**Work to complete:** Gather all lines in the entries below that include the word "comments".

**Input for this task:**
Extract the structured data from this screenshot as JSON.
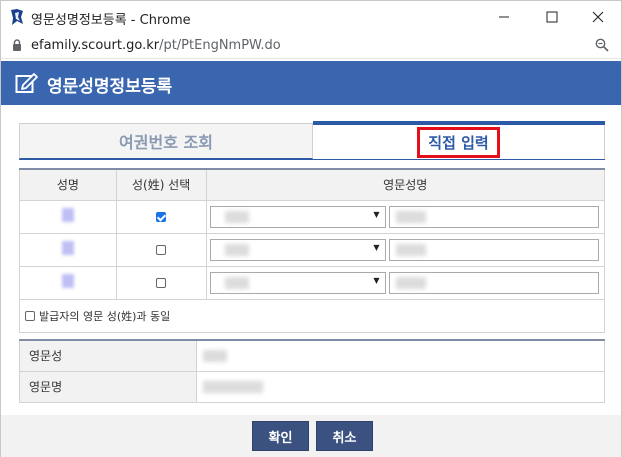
{
  "window": {
    "title": "영문성명정보등록 - Chrome"
  },
  "address": {
    "host": "efamily.scourt.go.kr",
    "path": "/pt/PtEngNmPW.do"
  },
  "header": {
    "title": "영문성명정보등록"
  },
  "tabs": [
    {
      "label": "여권번호 조회",
      "active": false
    },
    {
      "label": "직접 입력",
      "active": true
    }
  ],
  "table": {
    "headers": [
      "성명",
      "성(姓) 선택",
      "영문성명"
    ],
    "rows": [
      {
        "surname_checked": true
      },
      {
        "surname_checked": false
      },
      {
        "surname_checked": false
      }
    ],
    "same_as_issuer_label": "발급자의 영문 성(姓)과 동일"
  },
  "summary": {
    "surname_label": "영문성",
    "given_label": "영문명"
  },
  "buttons": {
    "ok": "확인",
    "cancel": "취소"
  },
  "colors": {
    "header_bg": "#3a66b0",
    "active_tab_text": "#2d5aa6",
    "highlight_box": "#e3101c",
    "button_bg": "#3b5180"
  }
}
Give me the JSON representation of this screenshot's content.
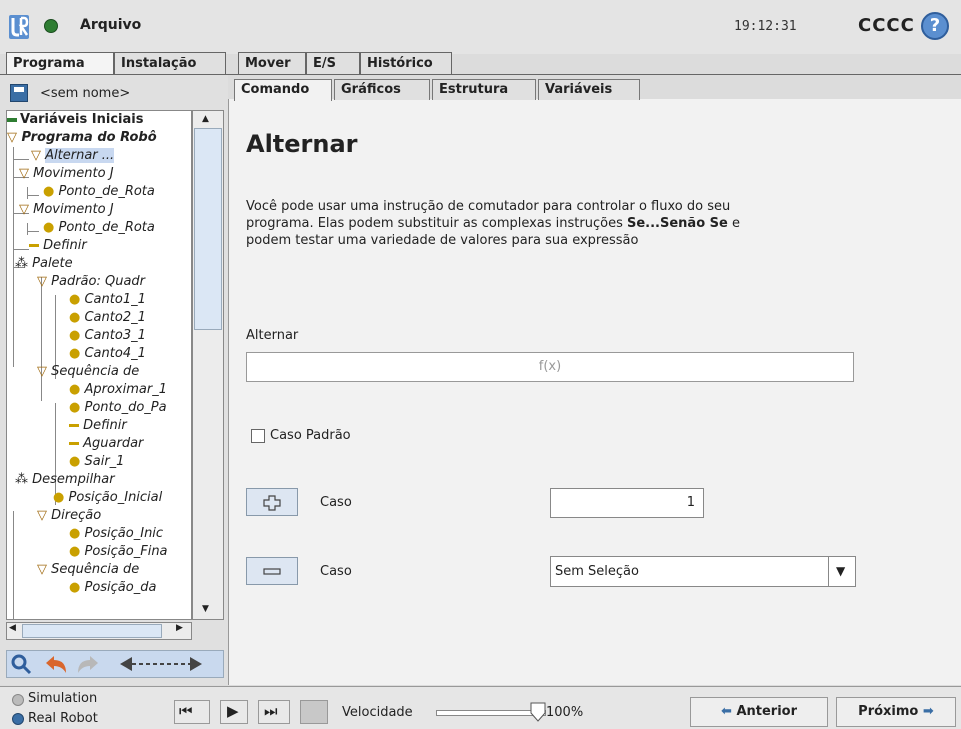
{
  "header": {
    "menu_file": "Arquivo",
    "clock": "19:12:31",
    "robot_name": "CCCC",
    "help": "?"
  },
  "main_tabs": [
    "Programa",
    "Instalação",
    "Mover",
    "E/S",
    "Histórico"
  ],
  "program": {
    "name": "<sem nome>"
  },
  "tree": [
    "Variáveis Iniciais",
    "Programa do Robô",
    "Alternar ...",
    "Movimento J",
    "Ponto_de_Rota",
    "Movimento J",
    "Ponto_de_Rota",
    "Definir",
    "Palete",
    "Padrão: Quadr",
    "Canto1_1",
    "Canto2_1",
    "Canto3_1",
    "Canto4_1",
    "Sequência de",
    "Aproximar_1",
    "Ponto_do_Pa",
    "Definir",
    "Aguardar",
    "Sair_1",
    "Desempilhar",
    "Posição_Inicial",
    "Direção",
    "Posição_Inic",
    "Posição_Fina",
    "Sequência de",
    "Posição_da"
  ],
  "sub_tabs": [
    "Comando",
    "Gráficos",
    "Estrutura",
    "Variáveis"
  ],
  "content": {
    "title": "Alternar",
    "desc_line1": "Você pode usar uma instrução de comutador para controlar o fluxo do seu",
    "desc_line2a": "programa. Elas podem substituir as complexas instruções ",
    "desc_line2b": "Se...Senão Se",
    "desc_line2c": " e",
    "desc_line3": "podem testar uma variedade de valores para sua expressão",
    "switch_label": "Alternar",
    "expr_placeholder": "f(x)",
    "default_case_label": "Caso Padrão",
    "add_case_label": "Caso",
    "add_case_value": "1",
    "remove_case_label": "Caso",
    "remove_case_select": "Sem Seleção"
  },
  "bottom": {
    "simulation": "Simulation",
    "real_robot": "Real Robot",
    "speed_label": "Velocidade",
    "speed_value": "100%",
    "speed_fraction": 1.0,
    "prev": "Anterior",
    "next": "Próximo"
  },
  "colors": {
    "accent": "#3a6ea5",
    "selected": "#c8d8f0",
    "green": "#2e7d32"
  }
}
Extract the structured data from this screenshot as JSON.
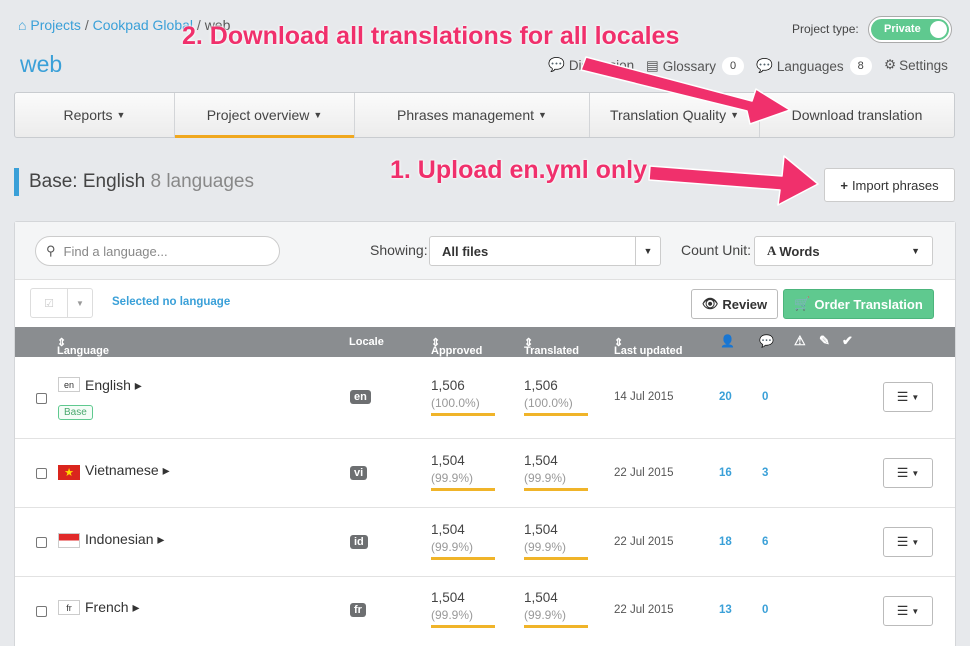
{
  "breadcrumb": {
    "projects": "Projects",
    "org": "Cookpad Global",
    "current": "web"
  },
  "project_name": "web",
  "project_type": {
    "label": "Project type:",
    "value": "Private"
  },
  "toplinks": {
    "discussion": "Discussion",
    "glossary": "Glossary",
    "glossary_count": "0",
    "languages": "Languages",
    "languages_count": "8",
    "settings": "Settings"
  },
  "tabs": [
    "Reports",
    "Project overview",
    "Phrases management",
    "Translation Quality",
    "Download translation"
  ],
  "section": {
    "title": "Base: English",
    "subtitle": "8 languages",
    "import_label": "Import phrases"
  },
  "toolbar": {
    "search_placeholder": "Find a language...",
    "showing_label": "Showing:",
    "showing_value": "All files",
    "count_label": "Count Unit:",
    "count_value": "Words",
    "selected_text": "Selected no language",
    "review_label": "Review",
    "order_label": "Order Translation"
  },
  "columns": {
    "language": "Language",
    "locale": "Locale",
    "approved": "Approved",
    "translated": "Translated",
    "last_updated": "Last updated"
  },
  "rows": [
    {
      "name": "English",
      "flag": "en",
      "locale": "en",
      "approved": "1,506",
      "approved_pct": "(100.0%)",
      "translated": "1,506",
      "translated_pct": "(100.0%)",
      "updated": "14 Jul 2015",
      "users": "20",
      "comments": "0",
      "badge": "Base"
    },
    {
      "name": "Vietnamese",
      "flag": "vn",
      "locale": "vi",
      "approved": "1,504",
      "approved_pct": "(99.9%)",
      "translated": "1,504",
      "translated_pct": "(99.9%)",
      "updated": "22 Jul 2015",
      "users": "16",
      "comments": "3"
    },
    {
      "name": "Indonesian",
      "flag": "id",
      "locale": "id",
      "approved": "1,504",
      "approved_pct": "(99.9%)",
      "translated": "1,504",
      "translated_pct": "(99.9%)",
      "updated": "22 Jul 2015",
      "users": "18",
      "comments": "6"
    },
    {
      "name": "French",
      "flag": "fr",
      "locale": "fr",
      "approved": "1,504",
      "approved_pct": "(99.9%)",
      "translated": "1,504",
      "translated_pct": "(99.9%)",
      "updated": "22 Jul 2015",
      "users": "13",
      "comments": "0"
    }
  ],
  "annotations": {
    "download": "2. Download all translations for all locales",
    "upload": "1. Upload en.yml only"
  },
  "colors": {
    "accent": "#3aa0d8",
    "green": "#5fc98f",
    "tab_active": "#f0a81f",
    "annotation": "#f0306c"
  }
}
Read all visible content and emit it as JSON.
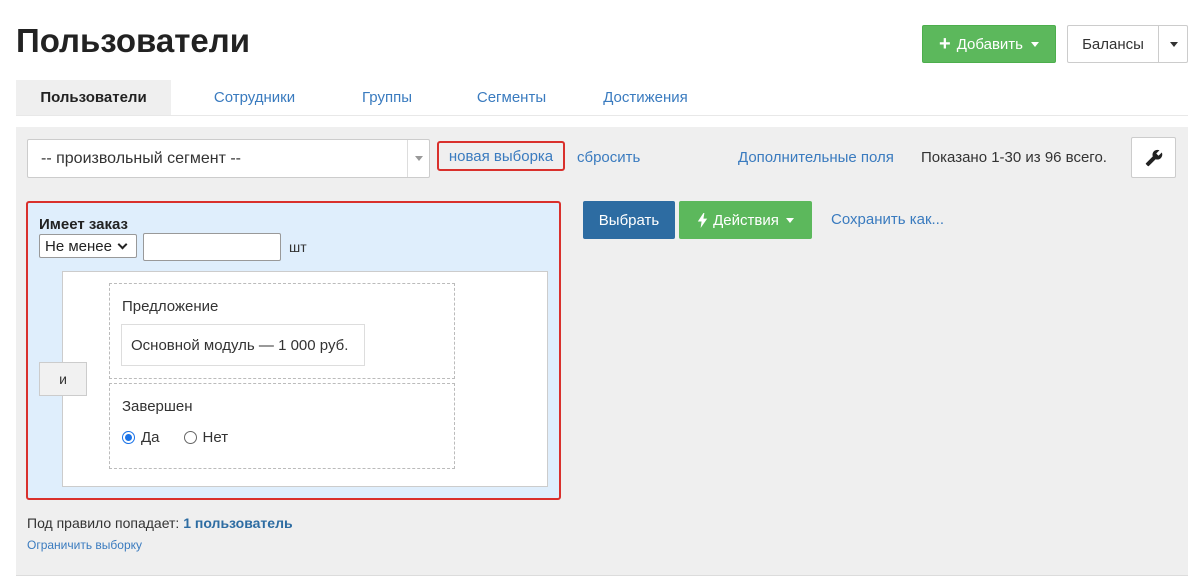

**Final answer:**
      "comments": "0",
      "comments": "3"
      "comments": "6"
      "comments": "0"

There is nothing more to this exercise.